MATERIALS PROVIDED →
____

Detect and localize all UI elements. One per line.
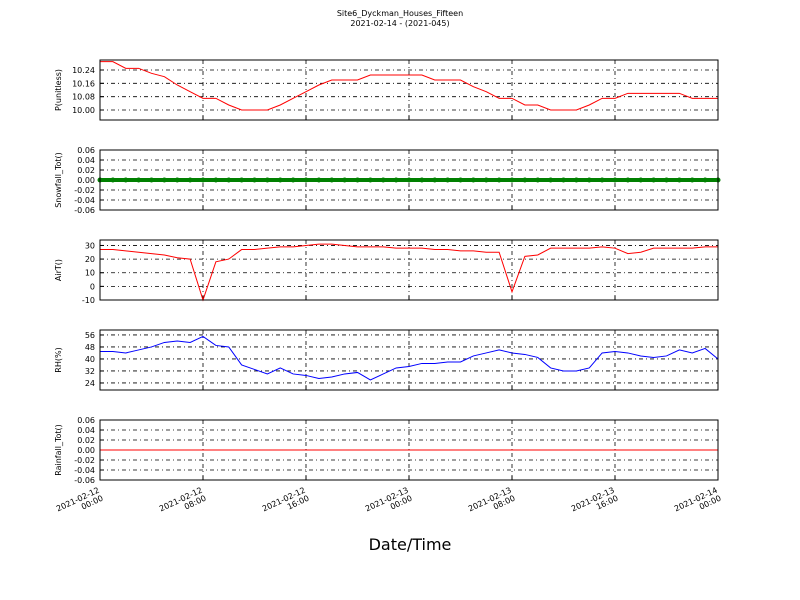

____

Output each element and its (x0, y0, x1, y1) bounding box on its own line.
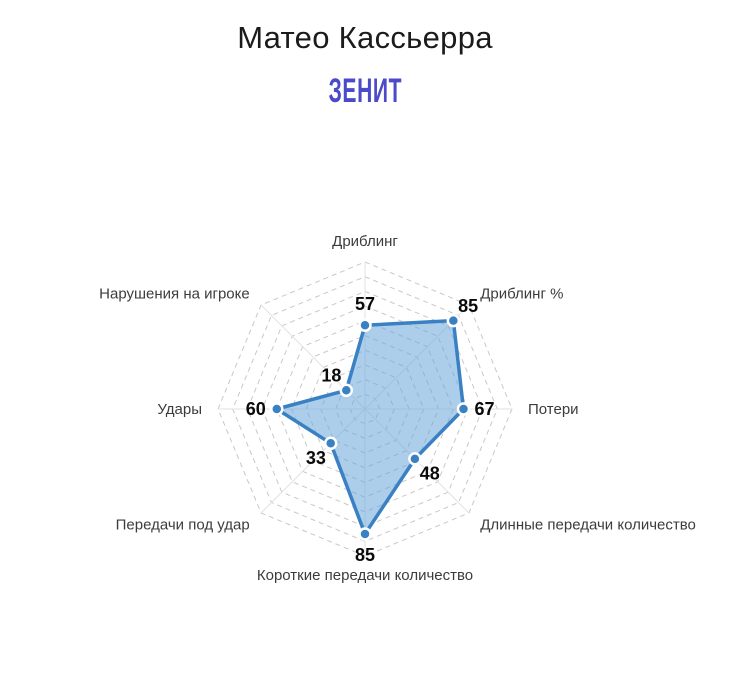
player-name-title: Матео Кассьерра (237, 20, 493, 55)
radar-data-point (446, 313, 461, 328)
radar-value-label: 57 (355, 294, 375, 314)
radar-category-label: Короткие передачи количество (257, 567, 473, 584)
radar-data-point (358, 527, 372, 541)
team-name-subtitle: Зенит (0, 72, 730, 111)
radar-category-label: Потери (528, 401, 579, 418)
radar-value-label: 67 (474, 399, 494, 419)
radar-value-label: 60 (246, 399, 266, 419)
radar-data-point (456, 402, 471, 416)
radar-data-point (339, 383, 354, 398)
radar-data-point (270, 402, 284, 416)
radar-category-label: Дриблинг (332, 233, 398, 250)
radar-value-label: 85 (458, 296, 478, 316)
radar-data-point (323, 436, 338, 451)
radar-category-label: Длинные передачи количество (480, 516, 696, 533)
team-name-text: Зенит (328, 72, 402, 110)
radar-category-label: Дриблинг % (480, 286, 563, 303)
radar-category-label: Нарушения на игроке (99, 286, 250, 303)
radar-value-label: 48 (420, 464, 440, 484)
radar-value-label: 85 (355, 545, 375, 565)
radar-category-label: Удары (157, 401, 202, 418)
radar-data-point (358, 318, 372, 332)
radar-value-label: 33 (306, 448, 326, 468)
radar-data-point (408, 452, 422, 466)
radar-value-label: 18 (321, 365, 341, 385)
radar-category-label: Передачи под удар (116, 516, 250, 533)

____

DESCRIPTION OF THE TASK →
Edit the records from the line that contains "Output each element" through the line that contains "radar-category-label: Передачи под", changing every "radar-value-label" to "radar-value-text" and keeping everything else the same. Leave the pictures out of your answer.

RESULT FOR THIS EXERCISE →
Output each element and its (x0, y0, x1, y1) bounding box on its own line.
player-name-title: Матео Кассьерра (237, 20, 493, 55)
radar-data-point (446, 313, 461, 328)
radar-value-text: 57 (355, 294, 375, 314)
radar-category-label: Короткие передачи количество (257, 567, 473, 584)
radar-data-point (358, 527, 372, 541)
team-name-subtitle: Зенит (0, 72, 730, 111)
radar-category-label: Потери (528, 401, 579, 418)
radar-value-text: 67 (474, 399, 494, 419)
radar-value-text: 60 (246, 399, 266, 419)
radar-data-point (456, 402, 471, 416)
radar-data-point (339, 383, 354, 398)
radar-data-point (270, 402, 284, 416)
radar-category-label: Дриблинг (332, 233, 398, 250)
radar-value-text: 85 (458, 296, 478, 316)
radar-data-point (323, 436, 338, 451)
radar-category-label: Длинные передачи количество (480, 516, 696, 533)
team-name-text: Зенит (328, 72, 402, 110)
radar-category-label: Дриблинг % (480, 286, 563, 303)
radar-category-label: Нарушения на игроке (99, 286, 250, 303)
radar-value-text: 48 (420, 464, 440, 484)
radar-value-text: 85 (355, 545, 375, 565)
radar-category-label: Удары (157, 401, 202, 418)
radar-data-point (358, 318, 372, 332)
radar-value-text: 33 (306, 448, 326, 468)
radar-data-point (408, 452, 422, 466)
radar-value-text: 18 (321, 365, 341, 385)
radar-category-label: Передачи под удар (116, 516, 250, 533)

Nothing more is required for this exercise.